Supplied entries:
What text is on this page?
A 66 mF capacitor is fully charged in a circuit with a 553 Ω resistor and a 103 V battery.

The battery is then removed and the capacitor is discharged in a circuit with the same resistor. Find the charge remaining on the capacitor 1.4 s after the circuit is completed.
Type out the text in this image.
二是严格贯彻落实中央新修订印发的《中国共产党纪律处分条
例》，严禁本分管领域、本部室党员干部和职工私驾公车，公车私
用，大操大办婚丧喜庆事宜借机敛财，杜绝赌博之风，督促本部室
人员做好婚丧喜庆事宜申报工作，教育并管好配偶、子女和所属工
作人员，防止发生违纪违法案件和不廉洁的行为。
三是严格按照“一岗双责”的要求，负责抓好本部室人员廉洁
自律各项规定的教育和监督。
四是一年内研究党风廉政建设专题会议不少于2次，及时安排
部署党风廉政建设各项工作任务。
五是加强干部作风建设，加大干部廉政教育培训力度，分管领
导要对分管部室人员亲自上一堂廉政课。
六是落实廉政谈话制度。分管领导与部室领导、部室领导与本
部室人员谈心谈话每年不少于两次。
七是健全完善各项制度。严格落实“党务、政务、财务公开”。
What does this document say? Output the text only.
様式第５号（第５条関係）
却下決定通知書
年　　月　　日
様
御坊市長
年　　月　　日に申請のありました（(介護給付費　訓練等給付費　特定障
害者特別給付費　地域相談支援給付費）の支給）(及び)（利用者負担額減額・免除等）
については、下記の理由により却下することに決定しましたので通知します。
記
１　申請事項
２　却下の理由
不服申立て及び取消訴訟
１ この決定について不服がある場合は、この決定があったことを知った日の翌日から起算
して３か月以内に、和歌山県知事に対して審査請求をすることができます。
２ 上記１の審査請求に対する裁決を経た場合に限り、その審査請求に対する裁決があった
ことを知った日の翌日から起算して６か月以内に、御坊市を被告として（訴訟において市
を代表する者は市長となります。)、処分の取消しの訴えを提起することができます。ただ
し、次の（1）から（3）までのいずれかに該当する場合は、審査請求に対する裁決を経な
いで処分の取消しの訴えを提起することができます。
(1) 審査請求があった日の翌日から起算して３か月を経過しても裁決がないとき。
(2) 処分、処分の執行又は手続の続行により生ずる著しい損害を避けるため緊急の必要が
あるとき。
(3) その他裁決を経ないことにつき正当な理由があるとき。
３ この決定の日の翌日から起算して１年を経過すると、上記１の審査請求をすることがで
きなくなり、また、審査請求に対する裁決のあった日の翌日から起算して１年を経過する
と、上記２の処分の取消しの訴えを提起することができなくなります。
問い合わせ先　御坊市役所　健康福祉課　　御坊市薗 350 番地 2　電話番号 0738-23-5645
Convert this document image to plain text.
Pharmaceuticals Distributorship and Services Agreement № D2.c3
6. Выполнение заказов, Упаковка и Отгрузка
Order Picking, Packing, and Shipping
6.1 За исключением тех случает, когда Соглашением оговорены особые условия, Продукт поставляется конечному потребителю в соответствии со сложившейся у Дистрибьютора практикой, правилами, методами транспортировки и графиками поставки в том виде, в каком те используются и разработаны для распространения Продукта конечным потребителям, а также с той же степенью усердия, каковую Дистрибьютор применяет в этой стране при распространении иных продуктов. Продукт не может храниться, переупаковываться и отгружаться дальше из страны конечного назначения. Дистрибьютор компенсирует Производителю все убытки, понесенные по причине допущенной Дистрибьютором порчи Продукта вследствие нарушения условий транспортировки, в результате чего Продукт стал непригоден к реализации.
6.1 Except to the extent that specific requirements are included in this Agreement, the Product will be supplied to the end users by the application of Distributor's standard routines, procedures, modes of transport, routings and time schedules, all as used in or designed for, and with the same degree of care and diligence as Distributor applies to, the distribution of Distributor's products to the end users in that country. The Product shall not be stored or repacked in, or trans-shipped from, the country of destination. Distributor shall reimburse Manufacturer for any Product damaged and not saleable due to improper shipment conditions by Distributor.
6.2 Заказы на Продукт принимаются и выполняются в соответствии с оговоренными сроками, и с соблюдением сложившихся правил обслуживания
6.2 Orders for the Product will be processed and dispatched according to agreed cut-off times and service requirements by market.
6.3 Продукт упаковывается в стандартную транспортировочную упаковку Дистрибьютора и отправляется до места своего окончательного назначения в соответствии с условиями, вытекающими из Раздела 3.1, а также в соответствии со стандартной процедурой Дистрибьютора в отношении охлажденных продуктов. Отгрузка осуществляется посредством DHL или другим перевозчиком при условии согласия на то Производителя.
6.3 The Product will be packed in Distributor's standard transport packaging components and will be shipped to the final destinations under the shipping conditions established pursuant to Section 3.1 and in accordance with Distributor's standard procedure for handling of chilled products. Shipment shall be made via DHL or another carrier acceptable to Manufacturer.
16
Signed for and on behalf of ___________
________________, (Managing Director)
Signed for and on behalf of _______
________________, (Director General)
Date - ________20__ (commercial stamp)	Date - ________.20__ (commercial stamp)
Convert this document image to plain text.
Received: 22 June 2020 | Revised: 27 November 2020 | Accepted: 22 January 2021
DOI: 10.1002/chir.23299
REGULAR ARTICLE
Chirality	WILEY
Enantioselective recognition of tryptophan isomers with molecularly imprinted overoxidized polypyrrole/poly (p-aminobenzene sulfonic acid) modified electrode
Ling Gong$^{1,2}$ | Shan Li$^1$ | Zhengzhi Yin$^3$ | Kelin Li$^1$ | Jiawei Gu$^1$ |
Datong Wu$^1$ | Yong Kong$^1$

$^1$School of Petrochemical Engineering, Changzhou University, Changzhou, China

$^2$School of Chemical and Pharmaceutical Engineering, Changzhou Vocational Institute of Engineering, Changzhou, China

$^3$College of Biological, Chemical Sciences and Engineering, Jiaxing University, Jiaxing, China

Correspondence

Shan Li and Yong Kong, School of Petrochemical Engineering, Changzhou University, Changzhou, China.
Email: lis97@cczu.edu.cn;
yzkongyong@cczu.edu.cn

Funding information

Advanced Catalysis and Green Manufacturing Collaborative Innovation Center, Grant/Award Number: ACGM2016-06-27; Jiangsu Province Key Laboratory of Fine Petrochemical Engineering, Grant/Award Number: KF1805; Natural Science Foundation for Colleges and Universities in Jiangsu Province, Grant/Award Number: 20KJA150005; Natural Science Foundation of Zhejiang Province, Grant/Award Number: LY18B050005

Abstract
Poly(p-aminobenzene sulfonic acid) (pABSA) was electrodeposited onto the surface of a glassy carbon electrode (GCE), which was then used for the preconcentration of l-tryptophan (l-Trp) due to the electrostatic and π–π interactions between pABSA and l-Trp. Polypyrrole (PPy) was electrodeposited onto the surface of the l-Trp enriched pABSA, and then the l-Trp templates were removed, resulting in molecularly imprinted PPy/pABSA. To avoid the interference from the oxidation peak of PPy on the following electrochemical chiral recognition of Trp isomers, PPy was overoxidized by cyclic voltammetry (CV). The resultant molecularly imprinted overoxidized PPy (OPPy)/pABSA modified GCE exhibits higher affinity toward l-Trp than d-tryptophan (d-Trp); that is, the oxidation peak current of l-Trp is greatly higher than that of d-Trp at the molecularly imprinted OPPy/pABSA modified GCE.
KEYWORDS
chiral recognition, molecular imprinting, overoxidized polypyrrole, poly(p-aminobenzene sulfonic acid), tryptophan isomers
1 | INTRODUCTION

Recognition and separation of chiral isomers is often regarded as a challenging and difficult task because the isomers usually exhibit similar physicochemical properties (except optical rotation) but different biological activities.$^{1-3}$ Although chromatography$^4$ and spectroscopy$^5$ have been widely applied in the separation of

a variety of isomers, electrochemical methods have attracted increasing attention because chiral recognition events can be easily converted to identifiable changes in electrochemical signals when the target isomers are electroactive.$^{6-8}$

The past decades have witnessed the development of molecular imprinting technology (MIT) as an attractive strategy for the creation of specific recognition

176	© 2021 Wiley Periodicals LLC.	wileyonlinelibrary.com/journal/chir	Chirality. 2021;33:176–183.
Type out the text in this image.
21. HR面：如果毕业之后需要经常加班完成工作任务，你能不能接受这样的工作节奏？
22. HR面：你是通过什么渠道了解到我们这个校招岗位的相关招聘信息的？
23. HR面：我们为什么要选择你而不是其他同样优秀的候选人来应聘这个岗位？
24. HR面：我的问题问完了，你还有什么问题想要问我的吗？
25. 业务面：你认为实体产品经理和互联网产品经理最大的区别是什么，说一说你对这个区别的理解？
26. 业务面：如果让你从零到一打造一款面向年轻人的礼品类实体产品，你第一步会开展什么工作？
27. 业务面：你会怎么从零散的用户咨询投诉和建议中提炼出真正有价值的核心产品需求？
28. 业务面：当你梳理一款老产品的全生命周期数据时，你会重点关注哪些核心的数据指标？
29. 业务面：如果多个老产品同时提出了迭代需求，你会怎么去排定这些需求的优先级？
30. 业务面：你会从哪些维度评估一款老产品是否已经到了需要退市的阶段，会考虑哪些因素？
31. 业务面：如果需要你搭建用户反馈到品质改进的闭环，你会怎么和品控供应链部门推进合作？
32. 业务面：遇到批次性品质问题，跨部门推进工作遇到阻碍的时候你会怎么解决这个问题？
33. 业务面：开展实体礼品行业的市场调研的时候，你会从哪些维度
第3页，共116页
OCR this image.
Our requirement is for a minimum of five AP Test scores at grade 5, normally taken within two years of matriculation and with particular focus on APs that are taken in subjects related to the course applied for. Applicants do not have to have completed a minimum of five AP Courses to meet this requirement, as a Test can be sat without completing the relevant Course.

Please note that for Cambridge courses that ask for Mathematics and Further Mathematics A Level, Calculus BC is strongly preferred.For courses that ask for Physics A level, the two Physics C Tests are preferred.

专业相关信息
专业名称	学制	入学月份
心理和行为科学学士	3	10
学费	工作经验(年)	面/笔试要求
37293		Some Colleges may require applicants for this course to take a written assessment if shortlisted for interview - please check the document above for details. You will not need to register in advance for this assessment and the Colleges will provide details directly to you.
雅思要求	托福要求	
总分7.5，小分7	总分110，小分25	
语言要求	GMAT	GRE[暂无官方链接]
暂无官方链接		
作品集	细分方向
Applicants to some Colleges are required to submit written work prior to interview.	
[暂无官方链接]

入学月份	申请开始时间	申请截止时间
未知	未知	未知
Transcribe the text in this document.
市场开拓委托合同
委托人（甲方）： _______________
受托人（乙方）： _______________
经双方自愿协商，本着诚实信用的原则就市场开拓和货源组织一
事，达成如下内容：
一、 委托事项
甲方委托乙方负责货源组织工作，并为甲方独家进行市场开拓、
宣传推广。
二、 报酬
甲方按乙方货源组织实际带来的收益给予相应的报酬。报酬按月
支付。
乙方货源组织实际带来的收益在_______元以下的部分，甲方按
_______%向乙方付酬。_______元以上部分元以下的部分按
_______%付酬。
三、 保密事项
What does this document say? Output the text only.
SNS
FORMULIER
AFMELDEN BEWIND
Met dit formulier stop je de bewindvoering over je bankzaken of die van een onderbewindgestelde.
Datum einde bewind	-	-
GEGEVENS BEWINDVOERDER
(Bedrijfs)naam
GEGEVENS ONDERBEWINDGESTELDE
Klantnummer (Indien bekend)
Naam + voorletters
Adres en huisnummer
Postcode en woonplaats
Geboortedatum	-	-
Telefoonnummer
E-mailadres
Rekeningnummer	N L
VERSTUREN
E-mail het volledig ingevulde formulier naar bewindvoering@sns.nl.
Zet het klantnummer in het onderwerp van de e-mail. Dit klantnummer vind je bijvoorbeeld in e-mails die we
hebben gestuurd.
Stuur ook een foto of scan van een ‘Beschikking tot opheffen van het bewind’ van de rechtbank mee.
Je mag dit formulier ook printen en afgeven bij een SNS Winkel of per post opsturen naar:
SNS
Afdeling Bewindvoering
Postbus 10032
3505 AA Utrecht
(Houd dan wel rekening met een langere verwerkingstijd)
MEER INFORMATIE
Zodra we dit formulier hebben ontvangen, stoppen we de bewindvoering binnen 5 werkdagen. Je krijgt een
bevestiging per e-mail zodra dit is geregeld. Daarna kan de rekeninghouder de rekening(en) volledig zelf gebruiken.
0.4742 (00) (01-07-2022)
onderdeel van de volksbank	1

What needs to be done:
State the number of lines in the records that contain the string "Shan", and nothing more.

Answer to this problem:
2